STATED TASK - Copy every entry exactly.

MATERIAL PROVIDED -
[BEGIN]
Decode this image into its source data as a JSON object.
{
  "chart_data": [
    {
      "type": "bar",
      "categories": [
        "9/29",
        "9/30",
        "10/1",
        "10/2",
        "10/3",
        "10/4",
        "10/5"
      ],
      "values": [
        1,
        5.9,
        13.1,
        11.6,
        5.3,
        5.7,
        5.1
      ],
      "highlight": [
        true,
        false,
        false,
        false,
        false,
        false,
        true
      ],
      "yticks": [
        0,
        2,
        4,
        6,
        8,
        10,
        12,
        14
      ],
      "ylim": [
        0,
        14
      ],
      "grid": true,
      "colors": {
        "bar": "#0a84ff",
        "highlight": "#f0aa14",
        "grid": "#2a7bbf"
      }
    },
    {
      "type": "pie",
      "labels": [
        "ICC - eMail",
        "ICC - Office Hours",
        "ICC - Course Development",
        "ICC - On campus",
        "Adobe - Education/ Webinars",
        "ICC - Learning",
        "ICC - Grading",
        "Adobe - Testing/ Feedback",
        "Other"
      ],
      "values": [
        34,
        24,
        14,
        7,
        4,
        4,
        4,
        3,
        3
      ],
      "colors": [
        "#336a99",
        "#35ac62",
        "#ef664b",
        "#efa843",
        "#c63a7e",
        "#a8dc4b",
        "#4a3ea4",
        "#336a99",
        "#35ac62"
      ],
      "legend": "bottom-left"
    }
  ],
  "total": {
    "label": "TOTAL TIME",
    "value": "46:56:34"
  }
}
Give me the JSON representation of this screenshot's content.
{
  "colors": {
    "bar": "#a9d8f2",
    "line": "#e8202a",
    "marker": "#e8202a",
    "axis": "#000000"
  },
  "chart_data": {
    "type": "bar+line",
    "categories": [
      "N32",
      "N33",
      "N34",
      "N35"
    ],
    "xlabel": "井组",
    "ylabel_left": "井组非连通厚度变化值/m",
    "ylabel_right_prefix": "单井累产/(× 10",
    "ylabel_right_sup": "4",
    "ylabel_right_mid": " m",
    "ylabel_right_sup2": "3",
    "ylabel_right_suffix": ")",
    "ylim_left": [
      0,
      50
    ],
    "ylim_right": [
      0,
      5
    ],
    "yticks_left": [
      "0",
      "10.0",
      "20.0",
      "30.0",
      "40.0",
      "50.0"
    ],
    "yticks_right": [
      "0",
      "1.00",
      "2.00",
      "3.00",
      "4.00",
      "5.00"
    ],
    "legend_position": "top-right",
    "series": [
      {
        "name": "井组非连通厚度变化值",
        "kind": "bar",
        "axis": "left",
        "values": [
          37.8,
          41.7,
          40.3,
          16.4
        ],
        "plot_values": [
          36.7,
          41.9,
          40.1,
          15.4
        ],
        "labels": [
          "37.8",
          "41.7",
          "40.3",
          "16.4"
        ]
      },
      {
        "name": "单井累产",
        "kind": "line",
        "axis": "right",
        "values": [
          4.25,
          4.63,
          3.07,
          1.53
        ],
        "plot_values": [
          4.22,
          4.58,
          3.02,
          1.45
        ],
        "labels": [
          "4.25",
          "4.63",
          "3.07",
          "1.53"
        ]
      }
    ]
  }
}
[END]
ANSWER BELOW -
Decode this image into its source data as a JSON object.
{
  "chart_data": [
    {
      "type": "bar",
      "categories": [
        "9/29",
        "9/30",
        "10/1",
        "10/2",
        "10/3",
        "10/4",
        "10/5"
      ],
      "values": [
        1,
        5.9,
        13.1,
        11.6,
        5.3,
        5.7,
        5.1
      ],
      "highlight": [
        true,
        false,
        false,
        false,
        false,
        false,
        true
      ],
      "yticks": [
        0,
        2,
        4,
        6,
        8,
        10,
        12,
        14
      ],
      "ylim": [
        0,
        14
      ],
      "grid": true,
      "colors": {
        "bar": "#0a84ff",
        "highlight": "#f0aa14",
        "grid": "#2a7bbf"
      }
    },
    {
      "type": "pie",
      "labels": [
        "ICC - eMail",
        "ICC - Office Hours",
        "ICC - Course Development",
        "ICC - On campus",
        "Adobe - Education/ Webinars",
        "ICC - Learning",
        "ICC - Grading",
        "Adobe - Testing/ Feedback",
        "Other"
      ],
      "values": [
        34,
        24,
        14,
        7,
        4,
        4,
        4,
        3,
        3
      ],
      "colors": [
        "#336a99",
        "#35ac62",
        "#ef664b",
        "#efa843",
        "#c63a7e",
        "#a8dc4b",
        "#4a3ea4",
        "#336a99",
        "#35ac62"
      ],
      "legend": "bottom-left"
    }
  ],
  "total": {
    "label": "TOTAL TIME",
    "value": "46:56:34"
  }
}
Give me the JSON representation of this screenshot's content.
{
  "colors": {
    "bar": "#a9d8f2",
    "line": "#e8202a",
    "marker": "#e8202a",
    "axis": "#000000"
  },
  "chart_data": {
    "type": "bar+line",
    "categories": [
      "N32",
      "N33",
      "N34",
      "N35"
    ],
    "xlabel": "井组",
    "ylabel_left": "井组非连通厚度变化值/m",
    "ylabel_right_prefix": "单井累产/(× 10",
    "ylabel_right_sup": "4",
    "ylabel_right_mid": " m",
    "ylabel_right_sup2": "3",
    "ylabel_right_suffix": ")",
    "ylim_left": [
      0,
      50
    ],
    "ylim_right": [
      0,
      5
    ],
    "yticks_left": [
      "0",
      "10.0",
      "20.0",
      "30.0",
      "40.0",
      "50.0"
    ],
    "yticks_right": [
      "0",
      "1.00",
      "2.00",
      "3.00",
      "4.00",
      "5.00"
    ],
    "legend_position": "top-right",
    "series": [
      {
        "name": "井组非连通厚度变化值",
        "kind": "bar",
        "axis": "left",
        "values": [
          37.8,
          41.7,
          40.3,
          16.4
        ],
        "plot_values": [
          36.7,
          41.9,
          40.1,
          15.4
        ],
        "labels": [
          "37.8",
          "41.7",
          "40.3",
          "16.4"
        ]
      },
      {
        "name": "单井累产",
        "kind": "line",
        "axis": "right",
        "values": [
          4.25,
          4.63,
          3.07,
          1.53
        ],
        "plot_values": [
          4.22,
          4.58,
          3.02,
          1.45
        ],
        "labels": [
          "4.25",
          "4.63",
          "3.07",
          "1.53"
        ]
      }
    ]
  }
}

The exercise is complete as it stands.